Ya de camino, mientras la noche se
extinguía en el cielo presidido por una luna en decadencia, escuchaba a Gibran
con aquella historia del astrónomo: A la sombra de un templo, mi amigo y yo
vimos un ciego sentado solo. Mi amigo dijo:
—Mira ahí al hombre más sabio de
nuestro país.
Dejé a mi amigo y me aproximé al
ciego, lo saludé y conversamos. Después de algunas preguntas sobre su vida y
obra le inquirí:
—¿Qué sendero has recorrido para
llegar a la sabiduría?
Me respondió:
—Soy astrónomo. —Puso la mano en
el pecho y agregó—: Observo todos esos soles, y lunas y estrellas.
El sol comenzaba a calentar el
mundo; apareció tras la silueta oscura de una encina que crecía junto al
camino. Poco después ya estaba, manos en los bolsillos como en cada madrugada,
mientras el camino, derecho como el trayecto de una flecha se tendía sobre el
horizonte, atendiendo a las páginas de La
España vacía, Giner de los Ríos, la Institución Libre de Enseñanza,
Bartolomé Cossío, el gran pedagogo riojano, Miguel de Unamuno, éste a la sombra
de Oberman, una novela de Étienne
Pivert de Senancour, una segunda Walden,
de Thoreau, la trama un amor romántico en la estela de Werther en donde las descripciones y los largos remansos poéticos y
reflexivos frente a las montañas hacían las delicias de Unamuno y me invitaban
a mí a leer a este autor.
La labor ‘misionera”, aunque
laica, de hombres de finales del siglo XIX y principios del XX que lucharon por
llevar a la España vacía la cultura que la ciudad acaparaba para sí sin
preocuparse por esa otra España que parecía todavía sumida en los tiempos del
Medioevo, me acompañó largamente después de Villacañas a través de ese infinito
y marítimo paisaje en una línea recta interminable que se prolongó durante
diecisiete kilómetros hasta darse de bruces con un par de molinos que reciben
al caminante en las proximidades de Tembleque.

* **Datos proporcionados**
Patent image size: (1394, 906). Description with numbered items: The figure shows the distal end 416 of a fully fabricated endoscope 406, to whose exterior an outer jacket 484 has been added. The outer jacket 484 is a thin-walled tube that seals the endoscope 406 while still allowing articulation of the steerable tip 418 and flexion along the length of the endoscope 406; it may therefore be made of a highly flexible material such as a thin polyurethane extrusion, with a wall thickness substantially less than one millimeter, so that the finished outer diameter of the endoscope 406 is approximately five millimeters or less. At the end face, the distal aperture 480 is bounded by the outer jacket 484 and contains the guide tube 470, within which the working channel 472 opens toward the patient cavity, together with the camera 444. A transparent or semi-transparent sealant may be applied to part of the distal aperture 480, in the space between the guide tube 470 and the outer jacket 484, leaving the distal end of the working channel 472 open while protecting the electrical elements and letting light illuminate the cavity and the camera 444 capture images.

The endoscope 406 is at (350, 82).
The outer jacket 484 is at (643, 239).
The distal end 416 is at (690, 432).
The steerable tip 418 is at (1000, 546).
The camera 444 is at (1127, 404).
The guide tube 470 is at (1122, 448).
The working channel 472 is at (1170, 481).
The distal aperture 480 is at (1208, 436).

* **Consigna**
Reproduce sin ningún cambio el pasaje de la fuente que va desde "El sol comenzaba" hasta "a este autor.", incluyendo ambas frases.

* **Solución propuesta**
El sol comenzaba a calentar el
mundo; apareció tras la silueta oscura de una encina que crecía junto al
camino. Poco después ya estaba, manos en los bolsillos como en cada madrugada,
mientras el camino, derecho como el trayecto de una flecha se tendía sobre el
horizonte, atendiendo a las páginas de La
España vacía, Giner de los Ríos, la Institución Libre de Enseñanza,
Bartolomé Cossío, el gran pedagogo riojano, Miguel de Unamuno, éste a la sombra
de Oberman, una novela de Étienne
Pivert de Senancour, una segunda Walden,
de Thoreau, la trama un amor romántico en la estela de Werther en donde las descripciones y los largos remansos poéticos y
reflexivos frente a las montañas hacían las delicias de Unamuno y me invitaban
a mí a leer a este autor.